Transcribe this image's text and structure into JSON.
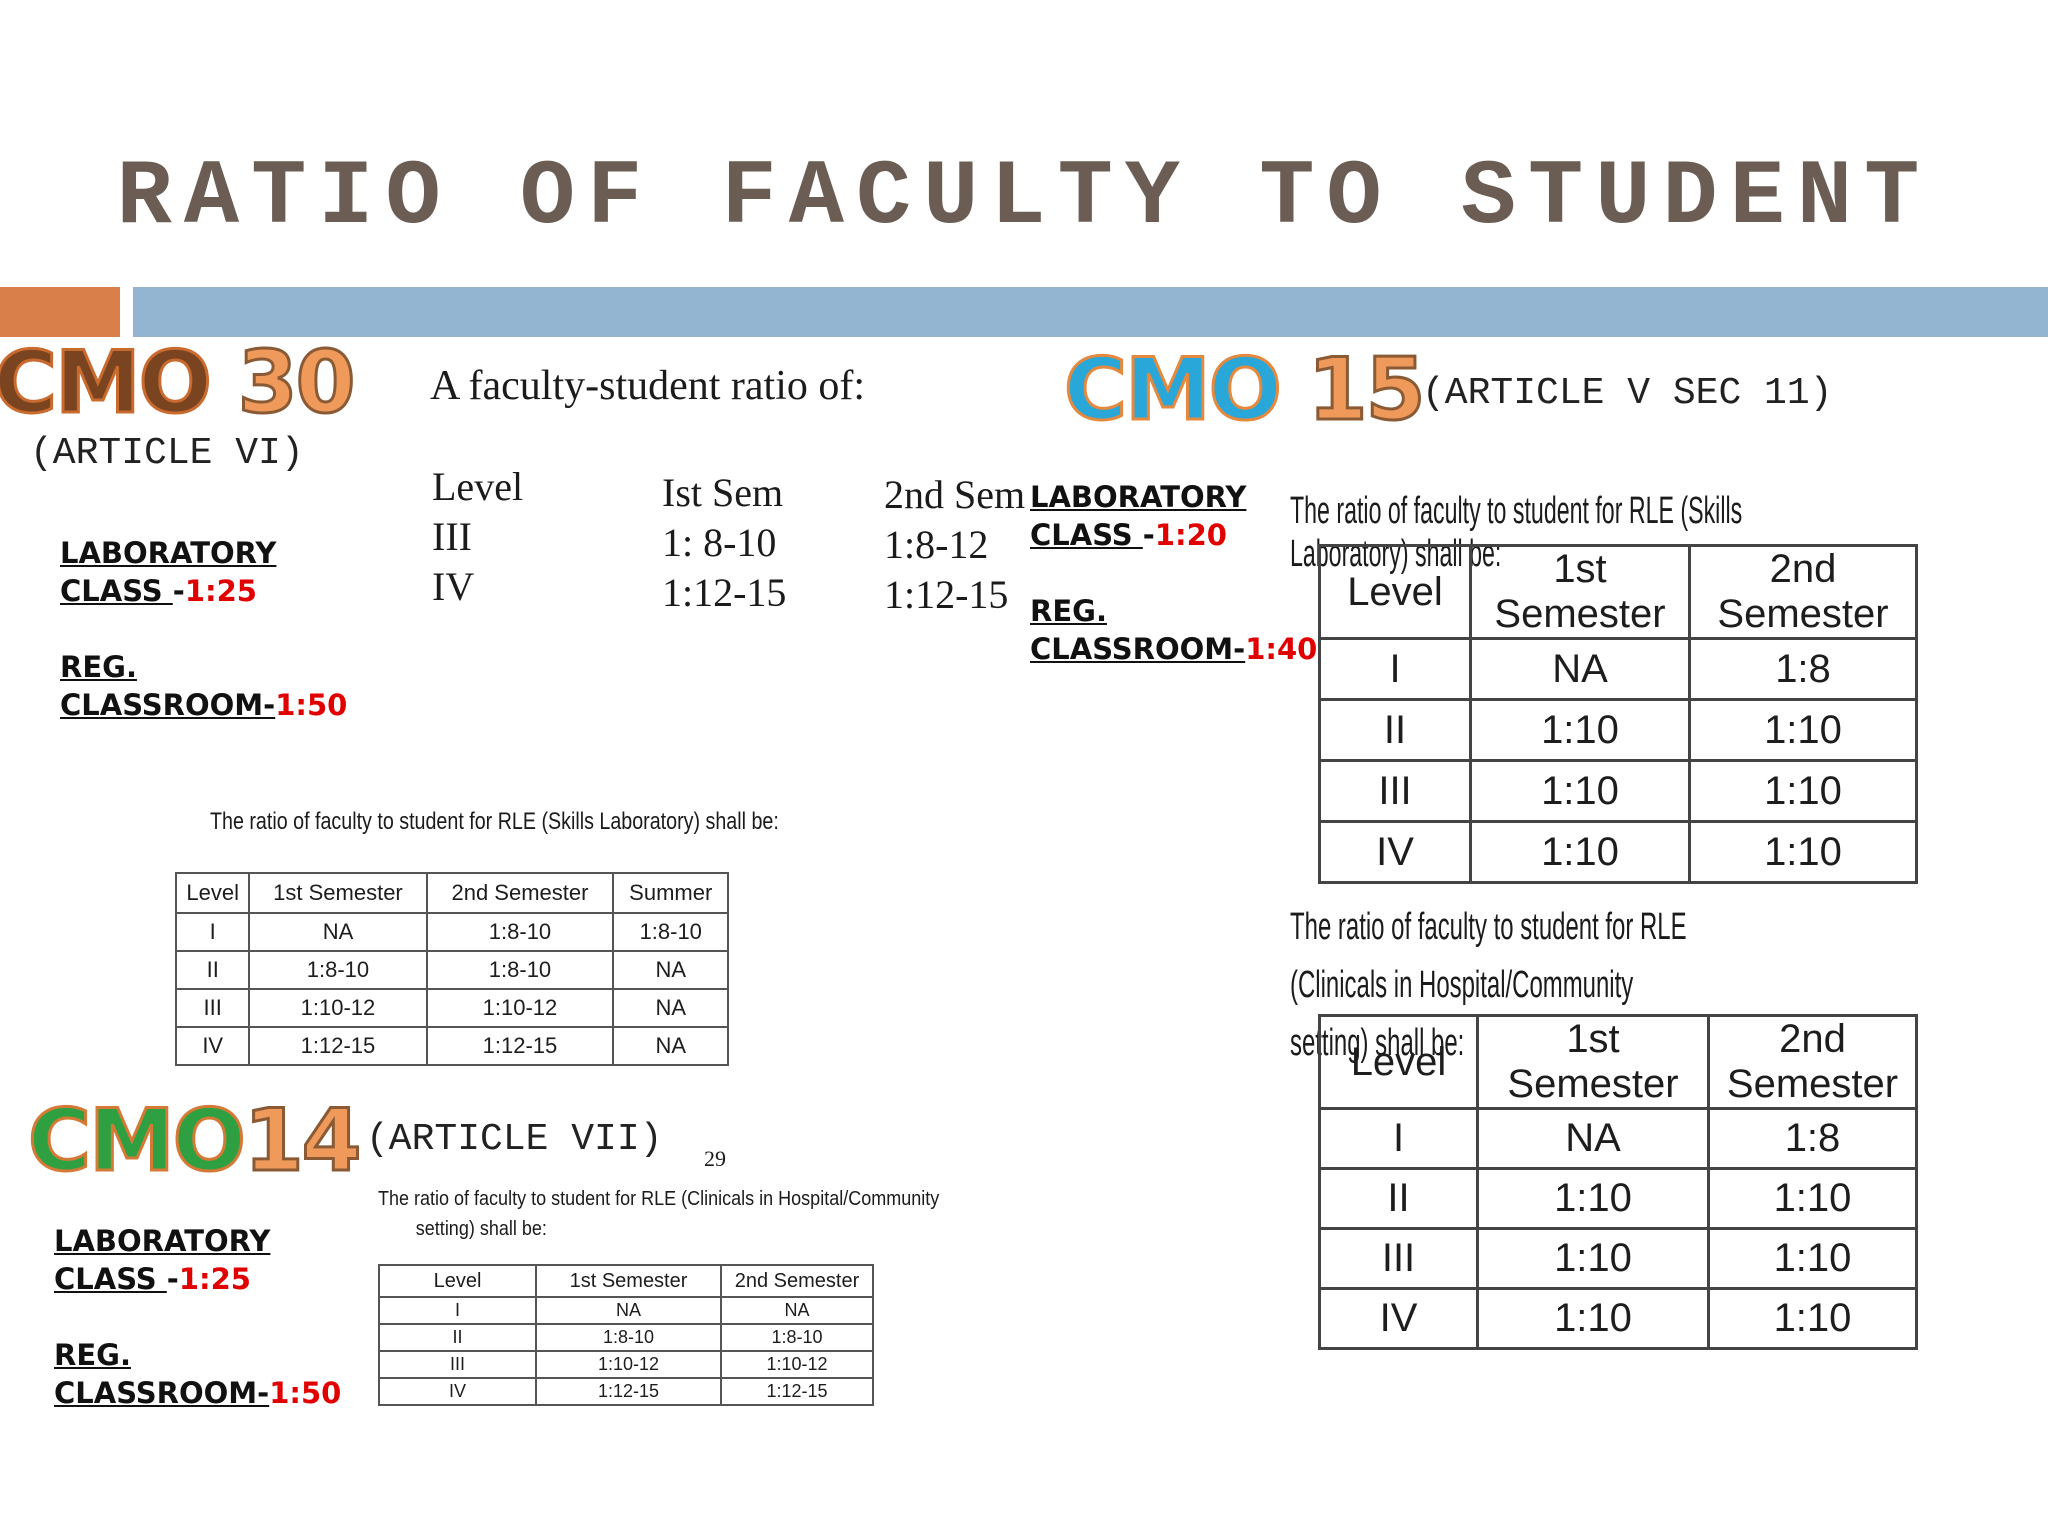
{
  "title": "RATIO OF FACULTY TO STUDENT",
  "cmo30": {
    "label_a": "CMO ",
    "label_num": "30",
    "article": "(ARTICLE VI)",
    "lab_line1": "LABORATORY",
    "lab_line2": "CLASS ",
    "lab_sep": "-",
    "lab_ratio": "1:25",
    "reg_line1": "REG.",
    "reg_line2": "CLASSROOM-",
    "reg_ratio": "1:50",
    "scan_intro": "A faculty-student ratio of:",
    "scan_headers": [
      "Level",
      "Ist Sem",
      "2nd Sem"
    ],
    "scan_rows": [
      [
        "III",
        "1: 8-10",
        "1:8-12"
      ],
      [
        "IV",
        "1:12-15",
        "1:12-15"
      ]
    ],
    "table_caption": "The ratio of faculty to student for RLE (Skills Laboratory) shall be:",
    "table_headers": [
      "Level",
      "1st Semester",
      "2nd Semester",
      "Summer"
    ],
    "table_rows": [
      [
        "I",
        "NA",
        "1:8-10",
        "1:8-10"
      ],
      [
        "II",
        "1:8-10",
        "1:8-10",
        "NA"
      ],
      [
        "III",
        "1:10-12",
        "1:10-12",
        "NA"
      ],
      [
        "IV",
        "1:12-15",
        "1:12-15",
        "NA"
      ]
    ]
  },
  "cmo15": {
    "label_a": "CMO ",
    "label_num": "15",
    "article": "(ARTICLE V SEC 11)",
    "lab_line1": "LABORATORY",
    "lab_line2": "CLASS ",
    "lab_sep": "-",
    "lab_ratio": "1:20",
    "reg_line1": "REG.",
    "reg_line2": "CLASSROOM-",
    "reg_ratio": "1:40",
    "skills_caption": "The ratio of faculty to student for RLE (Skills Laboratory) shall be:",
    "skills_headers": [
      "Level",
      "1st Semester",
      "2nd Semester"
    ],
    "skills_rows": [
      [
        "I",
        "NA",
        "1:8"
      ],
      [
        "II",
        "1:10",
        "1:10"
      ],
      [
        "III",
        "1:10",
        "1:10"
      ],
      [
        "IV",
        "1:10",
        "1:10"
      ]
    ],
    "clinical_caption_1": "The ratio of faculty to student for RLE (Clinicals in Hospital/Community",
    "clinical_caption_2": "setting) shall be:",
    "clinical_headers": [
      "Level",
      "1st Semester",
      "2nd Semester"
    ],
    "clinical_rows": [
      [
        "I",
        "NA",
        "1:8"
      ],
      [
        "II",
        "1:10",
        "1:10"
      ],
      [
        "III",
        "1:10",
        "1:10"
      ],
      [
        "IV",
        "1:10",
        "1:10"
      ]
    ]
  },
  "cmo14": {
    "label_a": "CMO",
    "label_num": "14",
    "article": "(ARTICLE VII)",
    "page_no": "29",
    "lab_line1": "LABORATORY",
    "lab_line2": "CLASS ",
    "lab_sep": "-",
    "lab_ratio": "1:25",
    "reg_line1": "REG.",
    "reg_line2": "CLASSROOM-",
    "reg_ratio": "1:50",
    "caption_1": "The ratio of faculty to student for RLE (Clinicals in Hospital/Community",
    "caption_2": "setting) shall be:",
    "table_headers": [
      "Level",
      "1st Semester",
      "2nd Semester"
    ],
    "table_rows": [
      [
        "I",
        "NA",
        "NA"
      ],
      [
        "II",
        "1:8-10",
        "1:8-10"
      ],
      [
        "III",
        "1:10-12",
        "1:10-12"
      ],
      [
        "IV",
        "1:12-15",
        "1:12-15"
      ]
    ]
  }
}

──────────

• [Task objective] Quote the records above in full, dropping each picture.

• [Written solution]
Transcribe this image's text and structure into JSON.
{
  "title": "RATIO OF FACULTY TO STUDENT",
  "cmo30": {
    "label_a": "CMO ",
    "label_num": "30",
    "article": "(ARTICLE VI)",
    "lab_line1": "LABORATORY",
    "lab_line2": "CLASS ",
    "lab_sep": "-",
    "lab_ratio": "1:25",
    "reg_line1": "REG.",
    "reg_line2": "CLASSROOM-",
    "reg_ratio": "1:50",
    "scan_intro": "A faculty-student ratio of:",
    "scan_headers": [
      "Level",
      "Ist Sem",
      "2nd Sem"
    ],
    "scan_rows": [
      [
        "III",
        "1: 8-10",
        "1:8-12"
      ],
      [
        "IV",
        "1:12-15",
        "1:12-15"
      ]
    ],
    "table_caption": "The ratio of faculty to student for RLE (Skills Laboratory) shall be:",
    "table_headers": [
      "Level",
      "1st Semester",
      "2nd Semester",
      "Summer"
    ],
    "table_rows": [
      [
        "I",
        "NA",
        "1:8-10",
        "1:8-10"
      ],
      [
        "II",
        "1:8-10",
        "1:8-10",
        "NA"
      ],
      [
        "III",
        "1:10-12",
        "1:10-12",
        "NA"
      ],
      [
        "IV",
        "1:12-15",
        "1:12-15",
        "NA"
      ]
    ]
  },
  "cmo15": {
    "label_a": "CMO ",
    "label_num": "15",
    "article": "(ARTICLE V SEC 11)",
    "lab_line1": "LABORATORY",
    "lab_line2": "CLASS ",
    "lab_sep": "-",
    "lab_ratio": "1:20",
    "reg_line1": "REG.",
    "reg_line2": "CLASSROOM-",
    "reg_ratio": "1:40",
    "skills_caption": "The ratio of faculty to student for RLE (Skills Laboratory) shall be:",
    "skills_headers": [
      "Level",
      "1st Semester",
      "2nd Semester"
    ],
    "skills_rows": [
      [
        "I",
        "NA",
        "1:8"
      ],
      [
        "II",
        "1:10",
        "1:10"
      ],
      [
        "III",
        "1:10",
        "1:10"
      ],
      [
        "IV",
        "1:10",
        "1:10"
      ]
    ],
    "clinical_caption_1": "The ratio of faculty to student for RLE (Clinicals in Hospital/Community",
    "clinical_caption_2": "setting) shall be:",
    "clinical_headers": [
      "Level",
      "1st Semester",
      "2nd Semester"
    ],
    "clinical_rows": [
      [
        "I",
        "NA",
        "1:8"
      ],
      [
        "II",
        "1:10",
        "1:10"
      ],
      [
        "III",
        "1:10",
        "1:10"
      ],
      [
        "IV",
        "1:10",
        "1:10"
      ]
    ]
  },
  "cmo14": {
    "label_a": "CMO",
    "label_num": "14",
    "article": "(ARTICLE VII)",
    "page_no": "29",
    "lab_line1": "LABORATORY",
    "lab_line2": "CLASS ",
    "lab_sep": "-",
    "lab_ratio": "1:25",
    "reg_line1": "REG.",
    "reg_line2": "CLASSROOM-",
    "reg_ratio": "1:50",
    "caption_1": "The ratio of faculty to student for RLE (Clinicals in Hospital/Community",
    "caption_2": "setting) shall be:",
    "table_headers": [
      "Level",
      "1st Semester",
      "2nd Semester"
    ],
    "table_rows": [
      [
        "I",
        "NA",
        "NA"
      ],
      [
        "II",
        "1:8-10",
        "1:8-10"
      ],
      [
        "III",
        "1:10-12",
        "1:10-12"
      ],
      [
        "IV",
        "1:12-15",
        "1:12-15"
      ]
    ]
  }
}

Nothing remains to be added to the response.